DATA ENTRIES
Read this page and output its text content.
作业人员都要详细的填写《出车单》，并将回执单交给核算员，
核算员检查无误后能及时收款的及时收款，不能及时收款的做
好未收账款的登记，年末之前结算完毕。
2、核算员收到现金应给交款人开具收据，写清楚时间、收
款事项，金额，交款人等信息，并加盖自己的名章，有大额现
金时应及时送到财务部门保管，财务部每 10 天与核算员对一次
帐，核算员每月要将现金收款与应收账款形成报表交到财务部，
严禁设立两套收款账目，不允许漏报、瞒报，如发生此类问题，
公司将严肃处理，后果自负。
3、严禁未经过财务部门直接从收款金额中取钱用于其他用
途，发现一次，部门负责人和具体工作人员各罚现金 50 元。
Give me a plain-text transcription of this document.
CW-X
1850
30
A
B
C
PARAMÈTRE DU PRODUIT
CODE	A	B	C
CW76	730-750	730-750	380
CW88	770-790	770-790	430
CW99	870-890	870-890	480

WRITTEN PROBLEM
Using the listing, collect all lines in which the string "text" is found.

ANSWER TO THIS EXERCISE
Read this page and output its text content.
Give me a plain-text transcription of this document.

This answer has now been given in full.